[Objective]
Report every line in the entries below that contains the string "stacks", matching case exactly.

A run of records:
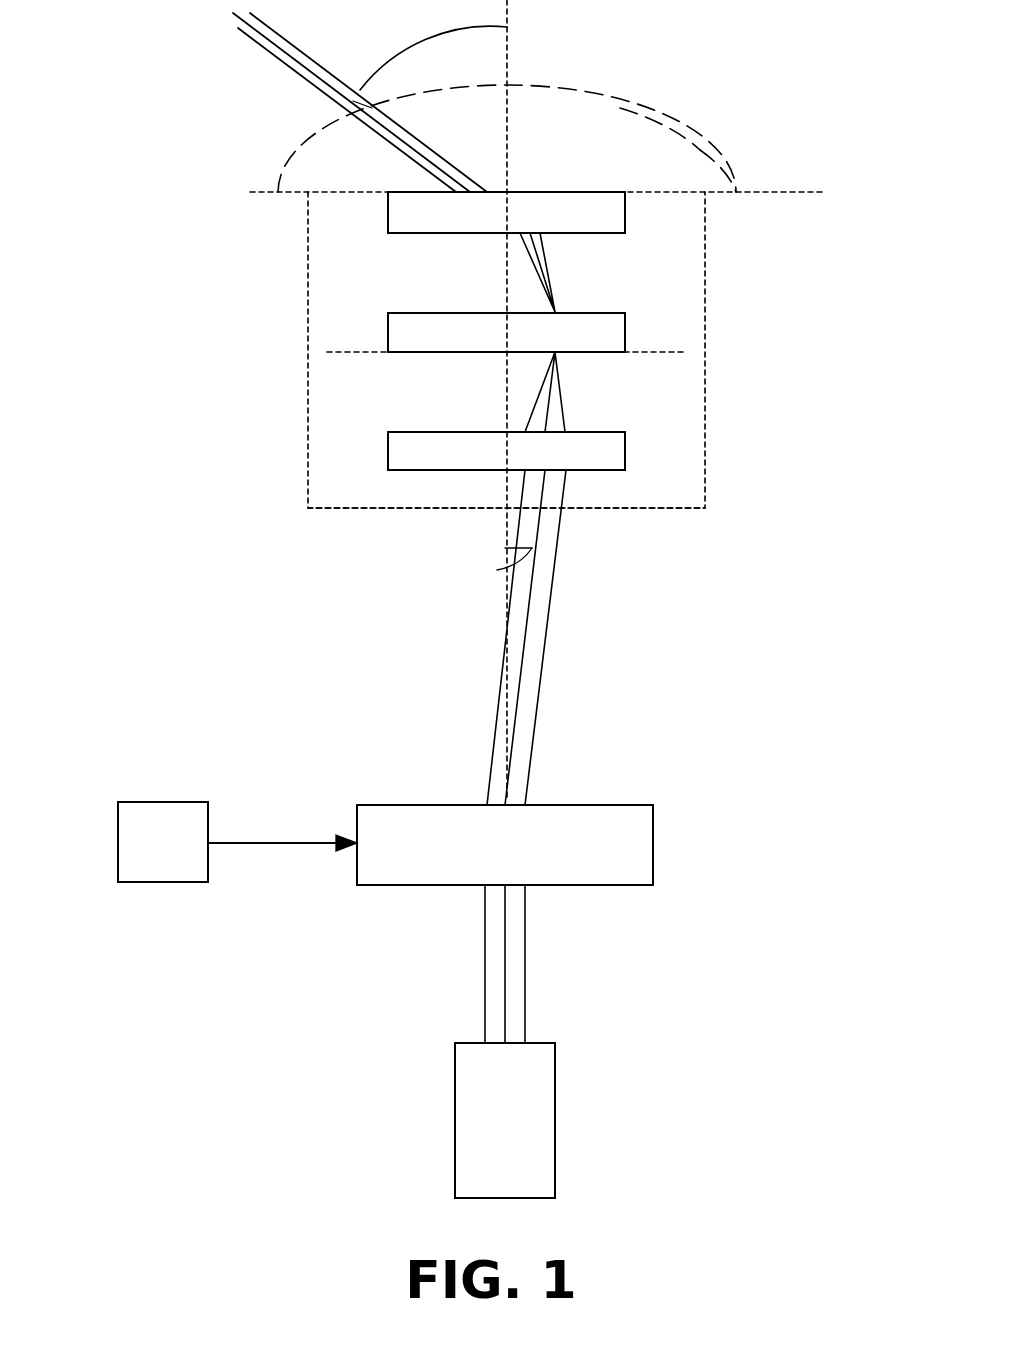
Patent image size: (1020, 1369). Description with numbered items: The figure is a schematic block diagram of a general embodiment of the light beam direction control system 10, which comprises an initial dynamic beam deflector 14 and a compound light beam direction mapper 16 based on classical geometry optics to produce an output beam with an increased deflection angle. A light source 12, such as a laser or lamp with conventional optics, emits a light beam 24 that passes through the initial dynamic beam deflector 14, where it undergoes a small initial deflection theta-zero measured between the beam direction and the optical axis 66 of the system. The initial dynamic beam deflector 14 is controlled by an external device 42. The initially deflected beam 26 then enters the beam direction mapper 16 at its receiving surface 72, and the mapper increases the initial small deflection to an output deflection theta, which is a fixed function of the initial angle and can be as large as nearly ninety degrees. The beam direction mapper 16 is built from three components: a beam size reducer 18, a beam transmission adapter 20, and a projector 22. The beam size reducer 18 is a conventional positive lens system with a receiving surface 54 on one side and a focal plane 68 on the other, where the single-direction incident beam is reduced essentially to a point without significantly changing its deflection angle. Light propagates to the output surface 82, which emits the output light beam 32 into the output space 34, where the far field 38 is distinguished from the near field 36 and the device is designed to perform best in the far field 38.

The light beam direction control system 10 is at (220, 462).
The light source 12 is at (555, 1120).
The initial dynamic beam deflector 14 is at (653, 845).
The compound light beam direction mapper 16 is at (705, 333).
The beam size reducer 18 is at (625, 450).
The beam transmission adapter 20 is at (625, 333).
The projector 22 is at (625, 214).
The light beam 24 is at (525, 983).
The initially deflected beam 26 is at (543, 648).
The output light beam 32 is at (274, 50).
The output space 34 is at (671, 143).
The near field 36 is at (641, 175).
The far field 38 is at (699, 110).
The external device 42 is at (118, 843).
The receiving surface 54 is at (467, 470).
The optical axis 66 is at (507, 55).
The focal plane 68 is at (359, 351).
The receiving surface 72 is at (388, 508).
The output surface 82 is at (400, 192).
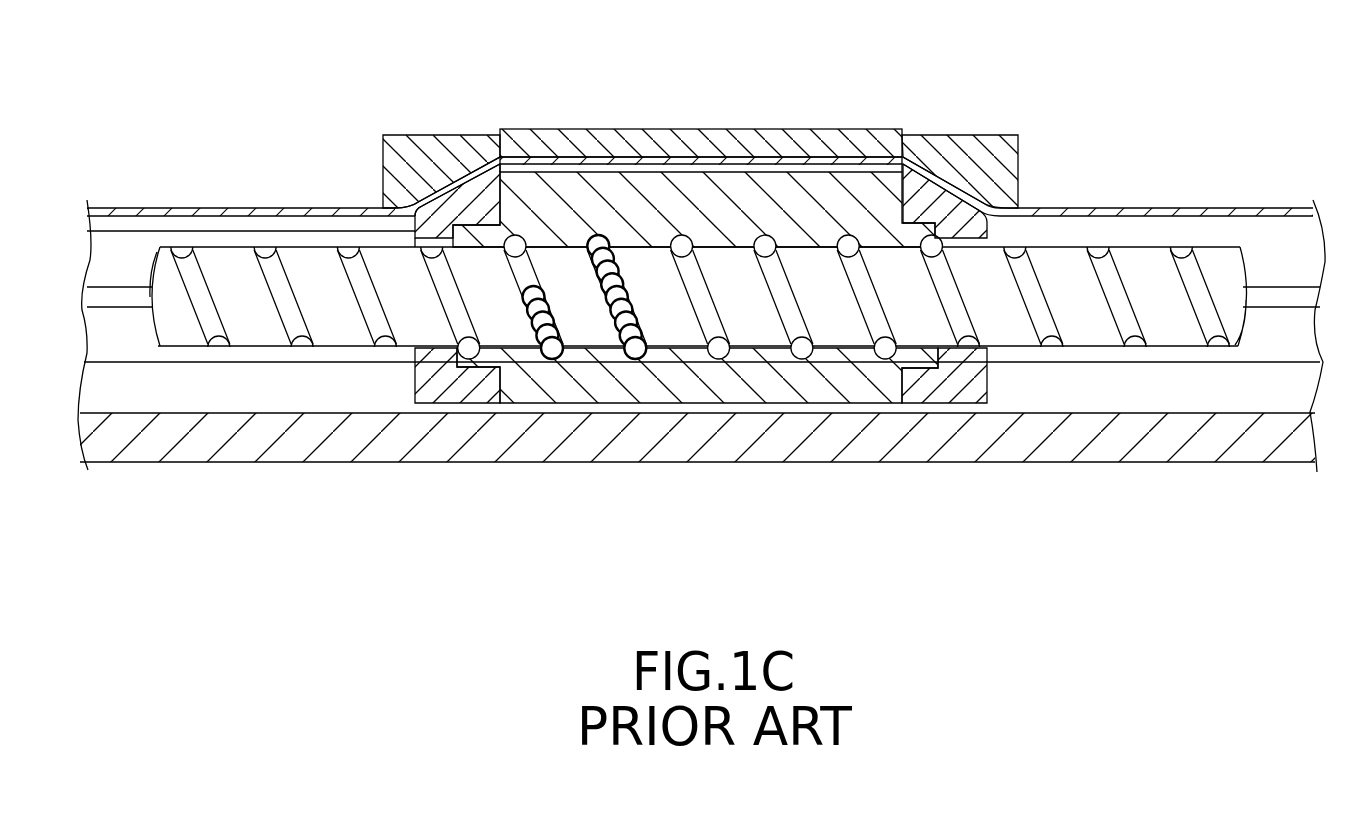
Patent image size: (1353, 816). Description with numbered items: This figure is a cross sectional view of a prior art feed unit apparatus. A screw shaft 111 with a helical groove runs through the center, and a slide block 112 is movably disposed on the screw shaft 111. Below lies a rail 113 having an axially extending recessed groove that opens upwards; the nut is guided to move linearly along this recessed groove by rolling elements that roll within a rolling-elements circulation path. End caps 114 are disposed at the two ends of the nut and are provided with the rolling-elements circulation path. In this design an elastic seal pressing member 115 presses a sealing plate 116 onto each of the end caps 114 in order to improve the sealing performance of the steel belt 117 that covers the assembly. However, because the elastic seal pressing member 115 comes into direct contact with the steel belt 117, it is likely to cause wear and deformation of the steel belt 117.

The screw shaft 111 is at (1137, 268).
The slide block 112 is at (827, 382).
The rail 113 is at (1120, 435).
The end cap 114 is at (932, 202).
The elastic seal pressing member 115 is at (418, 133).
The sealing plate 116 is at (983, 204).
The steel belt 117 is at (197, 212).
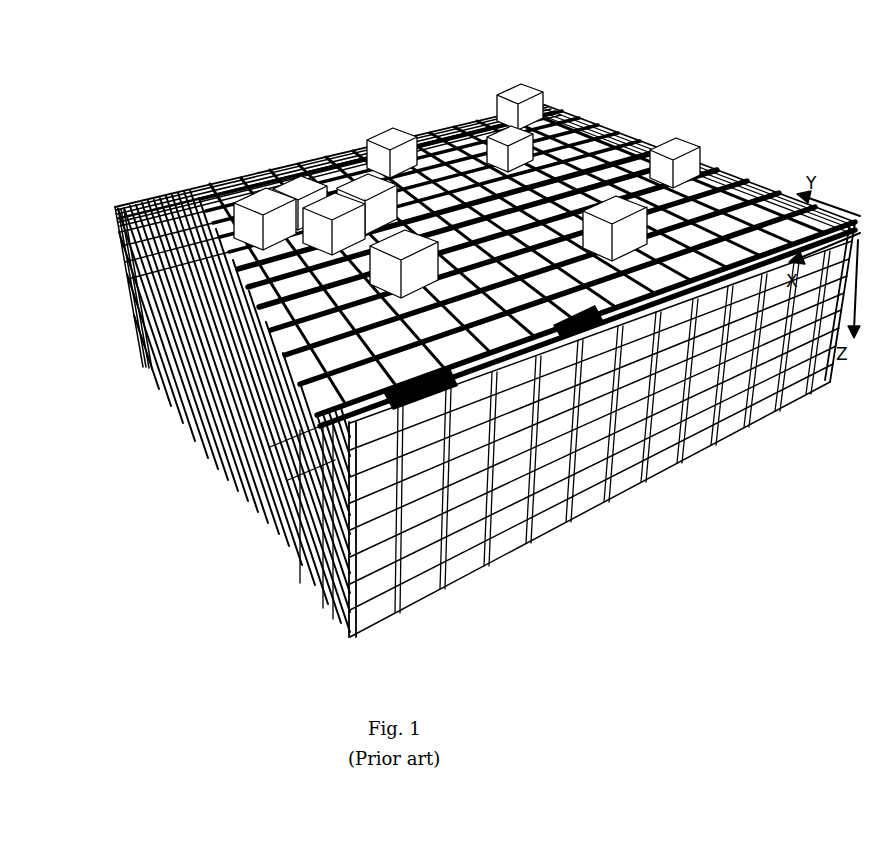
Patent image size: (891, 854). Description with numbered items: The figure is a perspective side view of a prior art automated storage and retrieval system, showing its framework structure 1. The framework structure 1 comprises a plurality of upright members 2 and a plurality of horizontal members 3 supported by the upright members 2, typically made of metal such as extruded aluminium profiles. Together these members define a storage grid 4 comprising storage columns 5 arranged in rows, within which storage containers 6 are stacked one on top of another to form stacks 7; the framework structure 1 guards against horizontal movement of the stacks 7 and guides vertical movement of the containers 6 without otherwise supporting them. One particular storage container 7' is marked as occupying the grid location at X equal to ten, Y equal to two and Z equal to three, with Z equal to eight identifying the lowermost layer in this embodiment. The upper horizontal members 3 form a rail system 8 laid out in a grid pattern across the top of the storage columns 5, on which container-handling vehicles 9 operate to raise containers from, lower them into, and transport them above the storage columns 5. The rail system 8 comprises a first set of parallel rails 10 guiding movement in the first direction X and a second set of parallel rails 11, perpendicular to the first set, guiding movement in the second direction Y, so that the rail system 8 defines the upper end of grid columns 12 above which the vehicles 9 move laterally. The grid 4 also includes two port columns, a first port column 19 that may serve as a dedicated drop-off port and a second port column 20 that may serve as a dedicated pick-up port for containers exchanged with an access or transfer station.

The framework structure 1 is at (785, 193).
The upright members 2 is at (353, 533).
The horizontal members 3 is at (295, 477).
The storage grid 4 is at (431, 115).
The storage columns 5 is at (273, 447).
The storage containers 6 is at (397, 560).
The stacks 7 is at (698, 389).
The storage container 7' is at (445, 496).
The rail system 8 is at (346, 153).
The container-handling vehicles 9 is at (540, 100).
The first set of parallel rails 10 is at (263, 308).
The second set of parallel rails 11 is at (178, 207).
The grid columns 12 is at (718, 243).
The first port column 19 is at (430, 393).
The second port column 20 is at (582, 330).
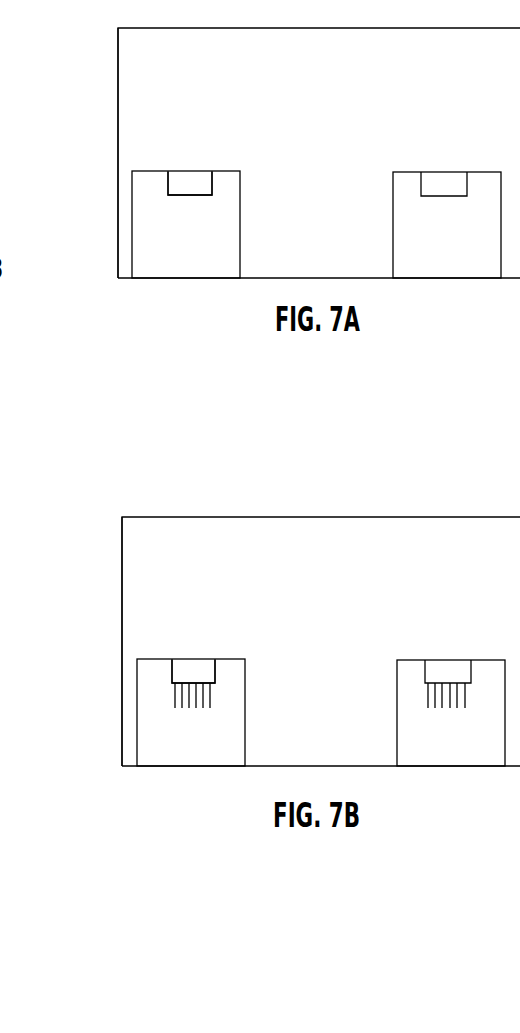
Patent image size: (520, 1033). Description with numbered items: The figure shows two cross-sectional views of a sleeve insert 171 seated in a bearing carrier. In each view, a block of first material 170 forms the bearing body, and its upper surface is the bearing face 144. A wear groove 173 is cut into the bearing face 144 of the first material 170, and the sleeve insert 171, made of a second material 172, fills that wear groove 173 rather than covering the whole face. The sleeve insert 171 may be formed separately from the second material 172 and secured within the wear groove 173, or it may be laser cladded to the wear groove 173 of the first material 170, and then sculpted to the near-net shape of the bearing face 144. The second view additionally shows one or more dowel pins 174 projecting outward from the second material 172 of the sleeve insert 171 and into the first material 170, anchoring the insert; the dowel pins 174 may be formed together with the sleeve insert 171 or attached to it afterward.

In FIG. 7A, the bearing face 144 is at (146, 171).
In FIG. 7B, the bearing face 144 is at (149, 659).
In FIG. 7A, the first material 170 is at (148, 218).
In FIG. 7B, the first material 170 is at (152, 705).
In FIG. 7A, the sleeve insert 171 is at (187, 141).
In FIG. 7B, the sleeve insert 171 is at (192, 631).
In FIG. 7A, the second material 172 is at (198, 171).
In FIG. 7B, the second material 172 is at (202, 659).
In FIG. 7A, the wear groove 173 is at (212, 186).
In FIG. 7B, the wear groove 173 is at (215, 672).
In FIG. 7B, the dowel pins 174 is at (213, 706).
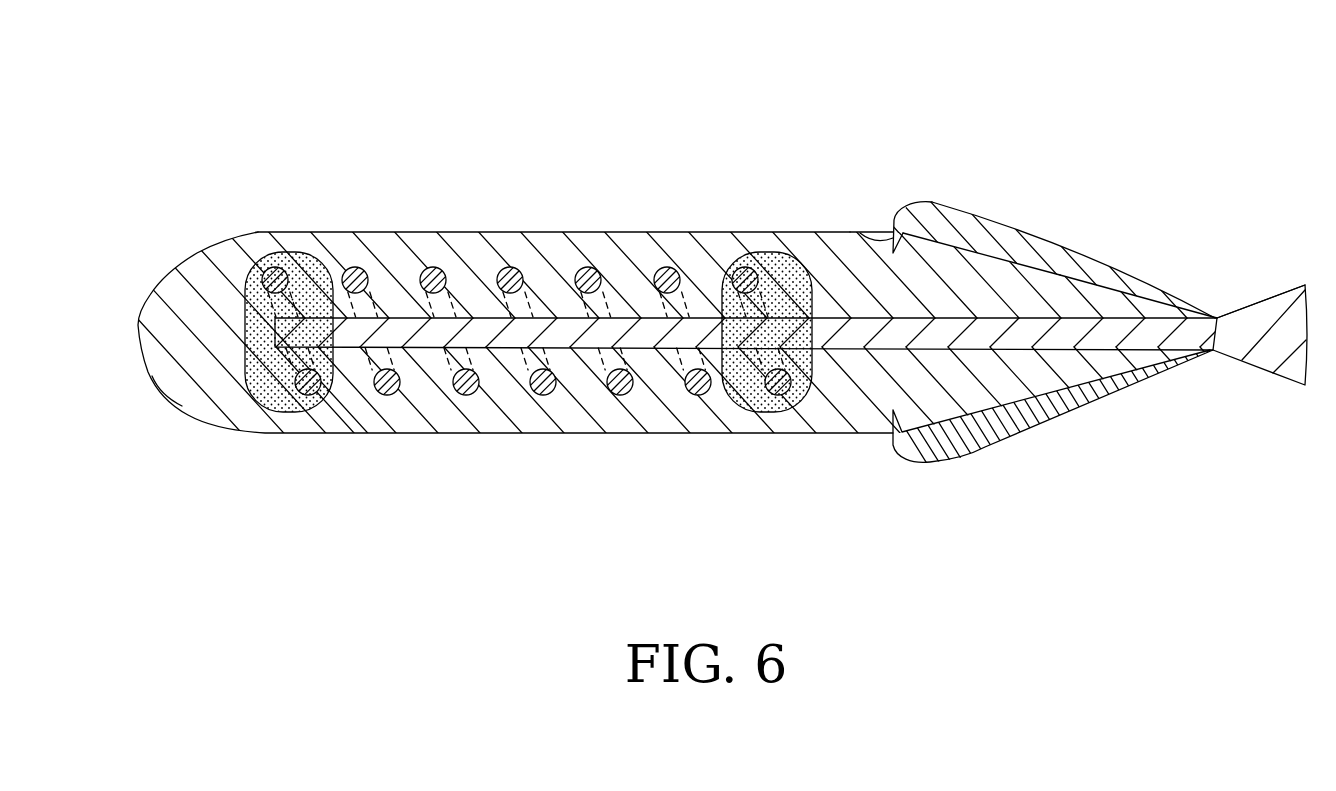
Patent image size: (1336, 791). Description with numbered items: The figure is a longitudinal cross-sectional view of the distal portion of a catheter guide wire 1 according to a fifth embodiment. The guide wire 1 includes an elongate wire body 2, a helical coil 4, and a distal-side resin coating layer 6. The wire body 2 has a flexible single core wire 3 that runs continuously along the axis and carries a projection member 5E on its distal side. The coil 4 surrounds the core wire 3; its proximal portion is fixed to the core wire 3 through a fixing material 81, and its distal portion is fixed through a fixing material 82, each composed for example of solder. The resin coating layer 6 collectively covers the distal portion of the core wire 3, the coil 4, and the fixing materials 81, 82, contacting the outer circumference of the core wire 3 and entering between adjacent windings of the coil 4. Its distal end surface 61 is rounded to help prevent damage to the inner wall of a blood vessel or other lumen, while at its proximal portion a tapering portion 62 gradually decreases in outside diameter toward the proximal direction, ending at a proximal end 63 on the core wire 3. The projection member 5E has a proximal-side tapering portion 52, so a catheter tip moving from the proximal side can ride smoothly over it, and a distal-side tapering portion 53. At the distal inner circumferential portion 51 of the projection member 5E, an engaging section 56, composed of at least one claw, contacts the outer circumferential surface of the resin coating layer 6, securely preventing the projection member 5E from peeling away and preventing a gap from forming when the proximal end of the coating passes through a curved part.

The guide wire 1 is at (1141, 78).
The wire body 2 is at (1280, 284).
The core wire 3 is at (1262, 317).
The helical coil 4 is at (657, 263).
The projection member 5E is at (1005, 222).
The resin coating layer 6 is at (550, 262).
The body end corner 51 is at (888, 229).
The proximal-side tapering portion 52 is at (1070, 252).
The distal-side tapering portion 53 is at (912, 205).
The engaging section 56 is at (885, 238).
The distal end surface 61 is at (139, 338).
The tapering portion 62 is at (1057, 413).
The proximal end 63 is at (1180, 308).
The fixing material 81 is at (772, 270).
The fixing material 82 is at (310, 265).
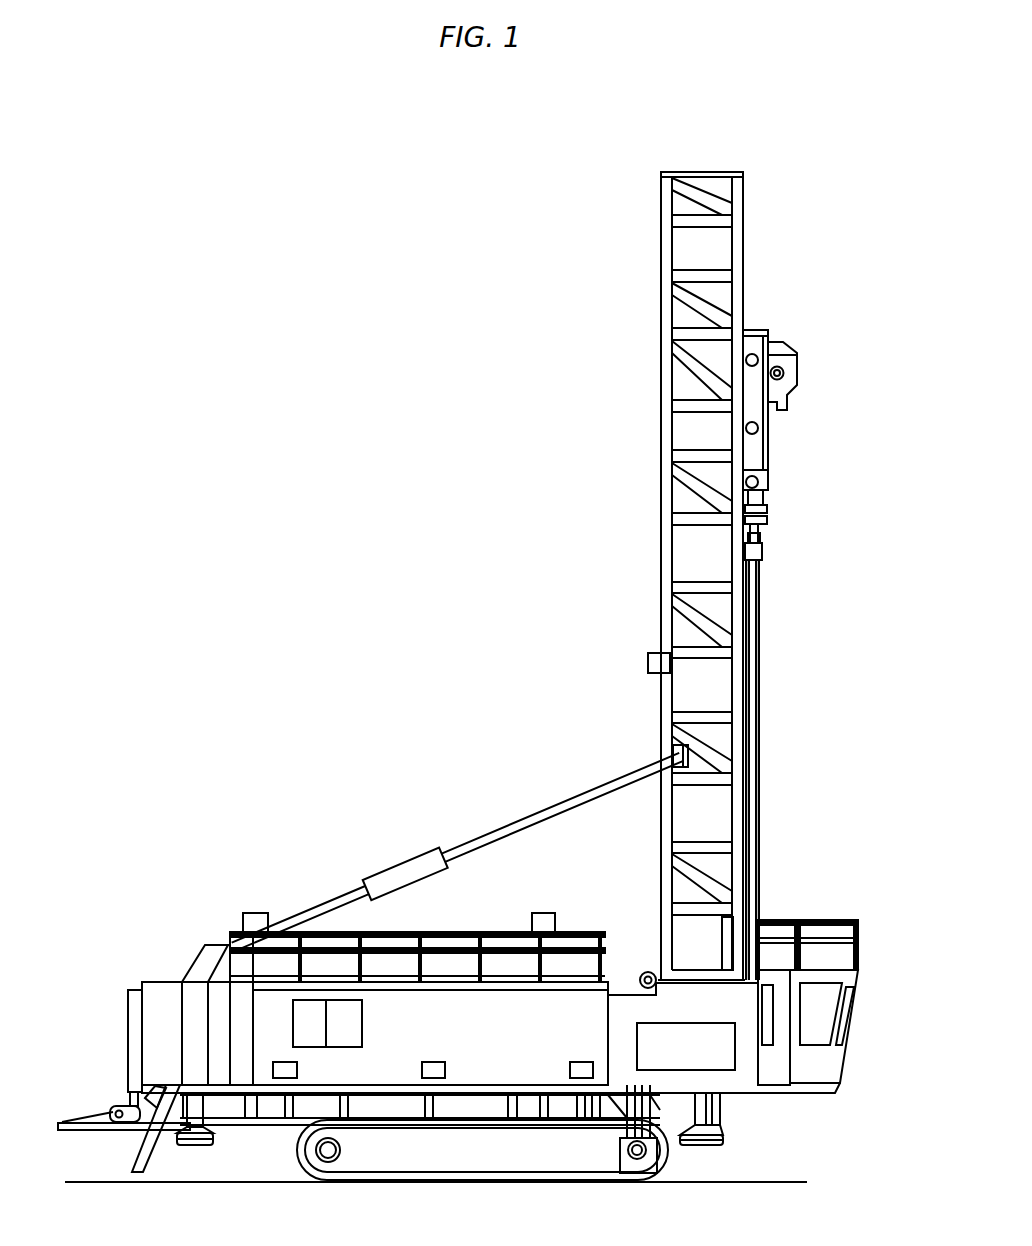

[Completed exercise]
Patent image size: (891, 854). Description with numbered items: The figure is a perspective side view of a prior art automated storage and retrieval system, showing its framework structure 1. The framework structure 1 comprises a plurality of upright members 2 and a plurality of horizontal members 3 supported by the upright members 2, typically made of metal such as extruded aluminium profiles. Together these members define a storage grid 4 comprising storage columns 5 arranged in rows, within which storage containers 6 are stacked one on top of another to form stacks 7; the framework structure 1 guards against horizontal movement of the stacks 7 and guides vertical movement of the containers 6 without otherwise supporting them. One particular storage container 7' is marked as occupying the grid location at X equal to ten, Y equal to two and Z equal to three, with Z equal to eight identifying the lowermost layer in this embodiment. The upper horizontal members 3 form a rail system 8 laid out in a grid pattern across the top of the storage columns 5, on which container-handling vehicles 9 operate to raise containers from, lower them into, and transport them above the storage columns 5. The rail system 8 comprises a first set of parallel rails 10 guiding movement in the first direction X and a second set of parallel rails 11, perpendicular to the first set, guiding movement in the second direction Y, so that the rail system 8 defines the upper end of grid columns 12 above which the vehicles 9 move laterally. The grid 4 also includes two port columns, a first port column 19 that may serve as a dedicated drop-off port and a second port column 20 that may serve as a dedicated pick-up port for containers exchanged with an access or transfer station.
The stacks 7 is at (698, 389).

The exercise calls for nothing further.